**TASKS:**
**a.** From the Halloween party post, list every Halloween figure that the writer names, such as creatures or characters.
**b.** Please repeat word for word the stretch of the Halloween party post from "Well, I've decided" through "(1st 15 minutes)".
**c.** Write what comes next in the Halloween party post, picking up after its last sentence.

**SELECTED TEXT:**
— begin —
Me, looking calmer than I was
while my friends worked furiously behind me

Sound familiar? You've either arrived early at a party at our house or you're a demanding control freak with unobtainable standards like me. If it's the latter, you're in the right place. (Hi.) If it's the former, I'm so terribly sorry. I'm learning to do better.

So what's a ghoul to do? I love the idea of throwing parties. It's the reality that throws me. 

Well, I've decided to let the orderly Kitchen Witch sweep the mad scientist and werewolf out of the house this year. I've been ruminating on my situation (our Halloween party is only weeks away) and thought you might perhaps find my revelations useful. 

Let's be realistic. We only have four segments of 15 minutes the hour before the party starts. That's not a lot of time. Trying to do too much only leads to chaos. To make the Scariest Hour of Halloween less frightening, I'm going to have to do a party run-through the day before. I never do this the way it should be done and things are going to change.

New & Improved Rules for the Scariest Hour of Halloween

Start the music and light the candles (1st 15 minutes)

Music can be relaxing. I always hated starting the music too soon because I thought what if all the best songs play first?! Who cares! I'm making a Scariest Hour playlist of all my favorite songs and I can repeat them later in the playlist. 

Light the candles early. Again, it sets the mood and gets this task out of the way. Candles won't burn down for at least a couple of hours. I can always tuck some spare ones out of sight in case I need to relight.
— end —
**DATASET:**
— begin —
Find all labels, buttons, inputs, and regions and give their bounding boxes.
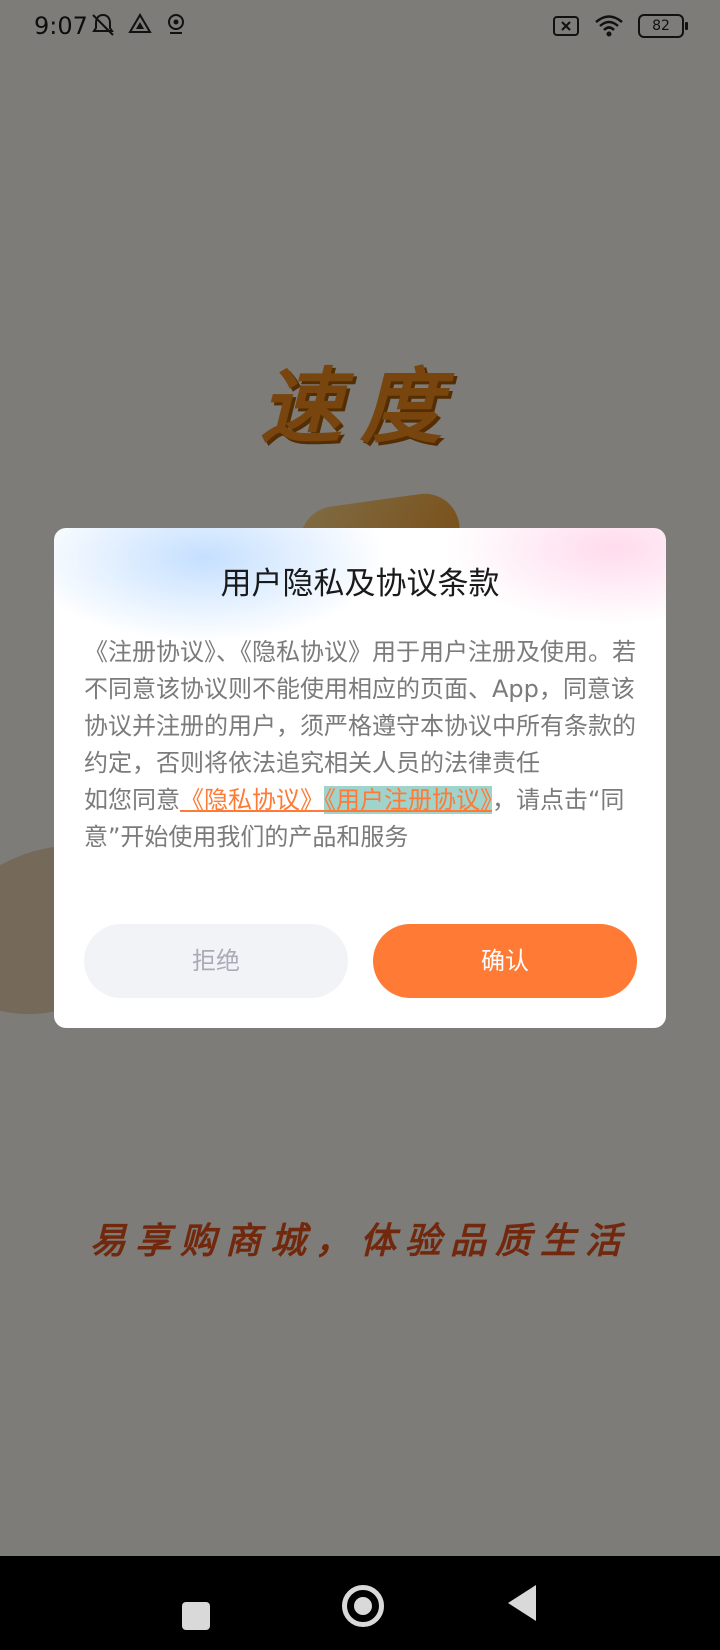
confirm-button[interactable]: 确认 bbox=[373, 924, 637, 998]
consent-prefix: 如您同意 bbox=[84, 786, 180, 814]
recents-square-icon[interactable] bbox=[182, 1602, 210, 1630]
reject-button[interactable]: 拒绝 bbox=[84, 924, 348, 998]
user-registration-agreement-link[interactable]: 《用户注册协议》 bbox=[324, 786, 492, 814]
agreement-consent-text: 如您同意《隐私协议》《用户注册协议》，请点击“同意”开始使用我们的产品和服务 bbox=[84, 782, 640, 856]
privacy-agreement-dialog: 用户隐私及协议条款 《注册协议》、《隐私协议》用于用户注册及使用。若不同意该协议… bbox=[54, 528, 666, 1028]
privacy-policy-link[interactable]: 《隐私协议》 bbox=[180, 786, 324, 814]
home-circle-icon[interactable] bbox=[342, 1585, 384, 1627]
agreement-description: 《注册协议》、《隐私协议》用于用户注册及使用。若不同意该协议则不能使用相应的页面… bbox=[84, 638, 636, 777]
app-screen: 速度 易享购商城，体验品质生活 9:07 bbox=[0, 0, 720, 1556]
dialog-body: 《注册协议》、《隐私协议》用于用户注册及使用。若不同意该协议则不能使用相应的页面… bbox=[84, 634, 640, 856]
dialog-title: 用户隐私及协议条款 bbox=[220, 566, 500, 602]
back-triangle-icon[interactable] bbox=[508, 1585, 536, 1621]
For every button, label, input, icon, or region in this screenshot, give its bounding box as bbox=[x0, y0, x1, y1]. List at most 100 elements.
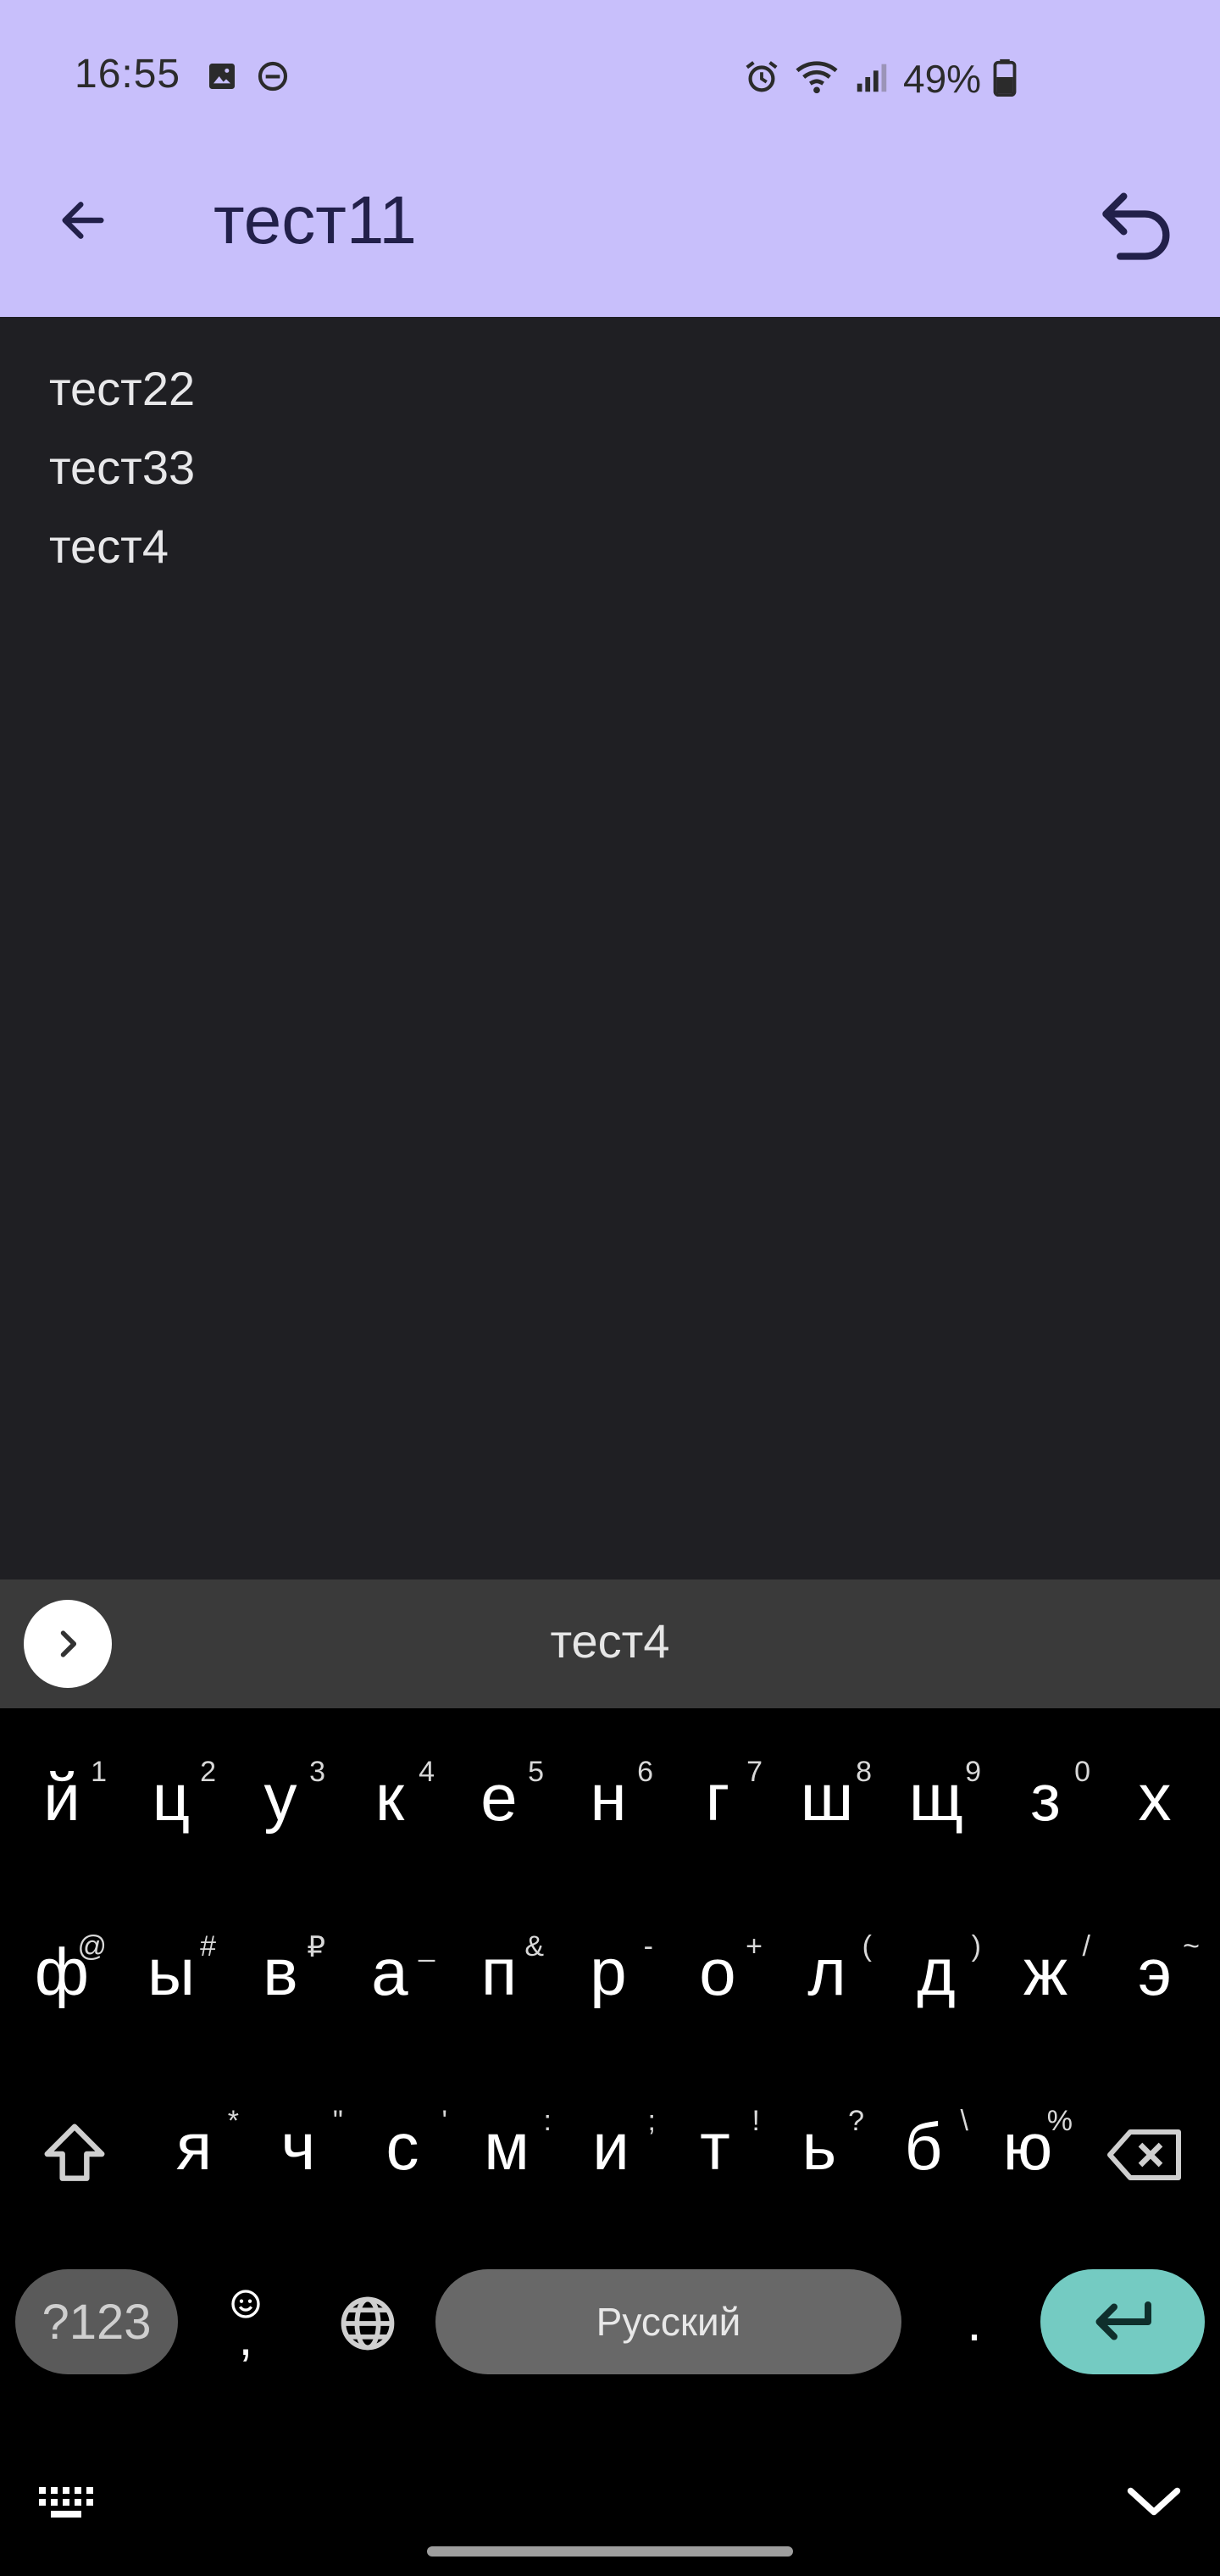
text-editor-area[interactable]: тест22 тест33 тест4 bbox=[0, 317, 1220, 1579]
— end —
**RESULTS:**
**a.** ghoul, Kitchen Witch, mad scientist, werewolf

**b.**
Well, I've decided to let the orderly Kitchen Witch sweep the mad scientist and werewolf out of the house this year. I've been ruminating on my situation (our Halloween party is only weeks away) and thought you might perhaps find my revelations useful. 

Let's be realistic. We only have four segments of 15 minutes the hour before the party starts. That's not a lot of time. Trying to do too much only leads to chaos. To make the Scariest Hour of Halloween less frightening, I'm going to have to do a party run-through the day before. I never do this the way it should be done and things are going to change.

New & Improved Rules for the Scariest Hour of Halloween

Start the music and light the candles (1st 15 minutes)

**c.**
Ice the drinks and set out the food (2nd 15 minutes)

We put our beer and cider in tubs of ice. For some reason we always try to do the ice and arrange the cans at the same time. This year I'm putting the cans in the tubs the day before. That way we just have to pour the ice over the top. If I add some cold water to that, they'll cool down even faster. (If you're using metal tubs, I suggest lining them with a garbage bag. Crawling on your hands and knees trying to mop up water between the legs of guests is a mood killer. Been there, done that.)

Set out the food onto the buffet table. The less temperature challenged the food, the better. In the past I've served hot foods and frankly that gets crazy at the last minute. Unless the appetizer can  be made in a crockpot and quickly transferred to a warming dish it's off the menu this year. I'm serving room temperature foods that can be made ahead of time and placed on the table 30 minutes before the start of the party. No complicated platter preparations- that all will be done ahead of time, wrapped in plastic or aluminum foil and kept in a cool place)

Powder my nose and take a few photographs (30 minutes mark)

I never take a moment to fix my hair and adjust my costume before guests arrive. This year I'm going to take 5 minutes or so to powder my damn nose. And then, I'm going to take some photographs of the buffet table and chilling drinks. I never get a chance to take these photos before the guests arrive and the table becomes disheveled. I will take pictures of the party decor (sans the table) the night before in a dry run. 

Drink a toast to a great evening (15 minutes before the party starts)

Let this be the quiet before the party revs up. I'll pour myself and my husband a drink and make a toast to a successful party. We really need to set intentions- a spell if you prefer. A final walkthrough to admire our handiwork seals the deal and we're ready to great guests.

This is my dream of how the Scariest Hour of Halloween will go. (Well, actually my dream is to have the party catered with wait staff where I walk down a grand staircase 30 minutes after the party has started in a fantastic costume- yah.)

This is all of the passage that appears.